━━━ DATA FOR THIS TASK

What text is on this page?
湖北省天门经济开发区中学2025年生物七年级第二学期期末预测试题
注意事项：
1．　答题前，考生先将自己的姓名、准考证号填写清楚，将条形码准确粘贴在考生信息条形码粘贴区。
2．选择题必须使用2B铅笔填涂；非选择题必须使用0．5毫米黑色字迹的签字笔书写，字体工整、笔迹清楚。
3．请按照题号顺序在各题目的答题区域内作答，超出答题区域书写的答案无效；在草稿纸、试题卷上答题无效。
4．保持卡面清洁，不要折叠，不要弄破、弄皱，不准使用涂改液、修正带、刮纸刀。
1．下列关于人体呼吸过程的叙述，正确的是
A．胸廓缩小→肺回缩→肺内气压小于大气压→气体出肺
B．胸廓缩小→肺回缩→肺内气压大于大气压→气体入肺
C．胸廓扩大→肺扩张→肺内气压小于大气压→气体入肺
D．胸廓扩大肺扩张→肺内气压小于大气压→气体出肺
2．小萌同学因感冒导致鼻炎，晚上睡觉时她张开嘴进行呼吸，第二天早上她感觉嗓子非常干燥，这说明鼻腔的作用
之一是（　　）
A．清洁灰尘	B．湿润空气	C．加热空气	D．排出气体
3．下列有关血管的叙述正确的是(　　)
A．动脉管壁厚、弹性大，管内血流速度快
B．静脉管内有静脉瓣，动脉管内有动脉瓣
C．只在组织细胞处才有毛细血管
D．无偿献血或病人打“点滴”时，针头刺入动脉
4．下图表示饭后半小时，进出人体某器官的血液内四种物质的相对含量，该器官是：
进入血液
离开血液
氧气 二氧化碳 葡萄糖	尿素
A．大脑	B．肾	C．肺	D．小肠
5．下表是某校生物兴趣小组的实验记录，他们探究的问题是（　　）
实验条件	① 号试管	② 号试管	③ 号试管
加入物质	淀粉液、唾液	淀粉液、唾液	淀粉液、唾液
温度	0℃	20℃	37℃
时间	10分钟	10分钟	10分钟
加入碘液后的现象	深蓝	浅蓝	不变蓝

━━━━━━

* **DIRECTION**
Repeat the data above exactly.

* **EXERCISE OUTPUT**
What text is on this page?
湖北省天门经济开发区中学2025年生物七年级第二学期期末预测试题
注意事项：
1．　答题前，考生先将自己的姓名、准考证号填写清楚，将条形码准确粘贴在考生信息条形码粘贴区。
2．选择题必须使用2B铅笔填涂；非选择题必须使用0．5毫米黑色字迹的签字笔书写，字体工整、笔迹清楚。
3．请按照题号顺序在各题目的答题区域内作答，超出答题区域书写的答案无效；在草稿纸、试题卷上答题无效。
4．保持卡面清洁，不要折叠，不要弄破、弄皱，不准使用涂改液、修正带、刮纸刀。
1．下列关于人体呼吸过程的叙述，正确的是
A．胸廓缩小→肺回缩→肺内气压小于大气压→气体出肺
B．胸廓缩小→肺回缩→肺内气压大于大气压→气体入肺
C．胸廓扩大→肺扩张→肺内气压小于大气压→气体入肺
D．胸廓扩大肺扩张→肺内气压小于大气压→气体出肺
2．小萌同学因感冒导致鼻炎，晚上睡觉时她张开嘴进行呼吸，第二天早上她感觉嗓子非常干燥，这说明鼻腔的作用
之一是（　　）
A．清洁灰尘	B．湿润空气	C．加热空气	D．排出气体
3．下列有关血管的叙述正确的是(　　)
A．动脉管壁厚、弹性大，管内血流速度快
B．静脉管内有静脉瓣，动脉管内有动脉瓣
C．只在组织细胞处才有毛细血管
D．无偿献血或病人打“点滴”时，针头刺入动脉
4．下图表示饭后半小时，进出人体某器官的血液内四种物质的相对含量，该器官是：
进入血液
离开血液
氧气 二氧化碳 葡萄糖	尿素
A．大脑	B．肾	C．肺	D．小肠
5．下表是某校生物兴趣小组的实验记录，他们探究的问题是（　　）
实验条件	① 号试管	② 号试管	③ 号试管
加入物质	淀粉液、唾液	淀粉液、唾液	淀粉液、唾液
温度	0℃	20℃	37℃
时间	10分钟	10分钟	10分钟
加入碘液后的现象	深蓝	浅蓝	不变蓝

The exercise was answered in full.